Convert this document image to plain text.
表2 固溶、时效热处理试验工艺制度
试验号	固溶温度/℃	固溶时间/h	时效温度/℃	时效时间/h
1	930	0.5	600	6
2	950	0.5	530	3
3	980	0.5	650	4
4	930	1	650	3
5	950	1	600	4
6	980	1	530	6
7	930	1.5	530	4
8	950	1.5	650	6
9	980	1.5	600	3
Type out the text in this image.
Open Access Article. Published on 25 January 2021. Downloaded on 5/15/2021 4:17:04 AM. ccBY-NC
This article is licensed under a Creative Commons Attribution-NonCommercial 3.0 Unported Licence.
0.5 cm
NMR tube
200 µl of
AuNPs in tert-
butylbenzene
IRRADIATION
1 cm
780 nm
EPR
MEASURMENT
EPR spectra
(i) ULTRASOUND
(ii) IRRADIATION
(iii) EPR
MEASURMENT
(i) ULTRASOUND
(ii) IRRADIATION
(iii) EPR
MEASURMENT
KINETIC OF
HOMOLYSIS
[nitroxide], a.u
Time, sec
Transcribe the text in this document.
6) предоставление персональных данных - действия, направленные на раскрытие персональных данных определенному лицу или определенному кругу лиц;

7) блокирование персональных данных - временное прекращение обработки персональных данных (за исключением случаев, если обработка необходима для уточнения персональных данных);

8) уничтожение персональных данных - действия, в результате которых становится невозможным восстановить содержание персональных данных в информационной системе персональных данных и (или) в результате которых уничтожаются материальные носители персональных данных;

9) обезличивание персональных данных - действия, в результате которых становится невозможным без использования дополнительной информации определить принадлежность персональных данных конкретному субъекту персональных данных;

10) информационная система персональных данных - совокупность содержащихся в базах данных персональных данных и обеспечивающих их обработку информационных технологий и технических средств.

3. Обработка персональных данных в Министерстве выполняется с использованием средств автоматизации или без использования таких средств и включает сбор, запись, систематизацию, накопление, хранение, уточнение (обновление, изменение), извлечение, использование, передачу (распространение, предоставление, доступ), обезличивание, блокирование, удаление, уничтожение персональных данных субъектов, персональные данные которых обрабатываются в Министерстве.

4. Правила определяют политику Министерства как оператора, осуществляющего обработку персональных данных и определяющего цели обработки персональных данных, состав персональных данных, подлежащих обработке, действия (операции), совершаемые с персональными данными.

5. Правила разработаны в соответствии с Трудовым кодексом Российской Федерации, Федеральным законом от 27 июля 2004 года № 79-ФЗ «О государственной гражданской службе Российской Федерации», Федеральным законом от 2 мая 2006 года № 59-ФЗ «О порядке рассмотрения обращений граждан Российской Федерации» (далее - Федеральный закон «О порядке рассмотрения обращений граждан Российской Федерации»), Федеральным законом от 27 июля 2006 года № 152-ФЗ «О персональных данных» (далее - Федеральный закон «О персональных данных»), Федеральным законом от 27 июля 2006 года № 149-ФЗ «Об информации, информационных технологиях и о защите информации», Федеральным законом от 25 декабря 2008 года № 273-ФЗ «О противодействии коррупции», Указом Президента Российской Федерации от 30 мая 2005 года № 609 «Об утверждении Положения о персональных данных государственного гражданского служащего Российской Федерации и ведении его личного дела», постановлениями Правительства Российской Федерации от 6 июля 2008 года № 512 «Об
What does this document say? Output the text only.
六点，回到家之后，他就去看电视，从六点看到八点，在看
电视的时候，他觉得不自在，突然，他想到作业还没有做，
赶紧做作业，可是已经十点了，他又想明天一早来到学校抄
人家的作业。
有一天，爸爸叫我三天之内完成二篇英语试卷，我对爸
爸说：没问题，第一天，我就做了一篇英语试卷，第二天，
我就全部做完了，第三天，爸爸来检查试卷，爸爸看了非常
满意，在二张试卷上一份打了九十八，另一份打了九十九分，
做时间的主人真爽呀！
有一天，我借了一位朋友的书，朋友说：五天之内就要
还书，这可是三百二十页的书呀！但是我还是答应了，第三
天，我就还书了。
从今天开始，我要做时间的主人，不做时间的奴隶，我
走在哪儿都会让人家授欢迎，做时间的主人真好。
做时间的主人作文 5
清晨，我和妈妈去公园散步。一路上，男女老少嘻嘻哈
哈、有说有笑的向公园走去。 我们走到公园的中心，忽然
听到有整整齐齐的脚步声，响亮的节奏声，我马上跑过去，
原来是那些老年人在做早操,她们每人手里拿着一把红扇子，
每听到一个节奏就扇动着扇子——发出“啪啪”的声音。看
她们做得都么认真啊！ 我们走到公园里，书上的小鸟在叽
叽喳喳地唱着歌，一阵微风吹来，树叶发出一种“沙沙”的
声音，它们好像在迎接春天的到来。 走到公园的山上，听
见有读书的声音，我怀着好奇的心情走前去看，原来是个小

#### [What to work on]
Gather every line from the entries above where the word "обработки" appears, and copy them.

#### [Finished answer]
7) блокирование персональных данных - временное прекращение обработки персональных данных (за исключением случаев, если обработка необходима для уточнения персональных данных);
4. Правила определяют политику Министерства как оператора, осуществляющего обработку персональных данных и определяющего цели обработки персональных данных, состав персональных данных, подлежащих обработке, действия (операции), совершаемые с персональными данными.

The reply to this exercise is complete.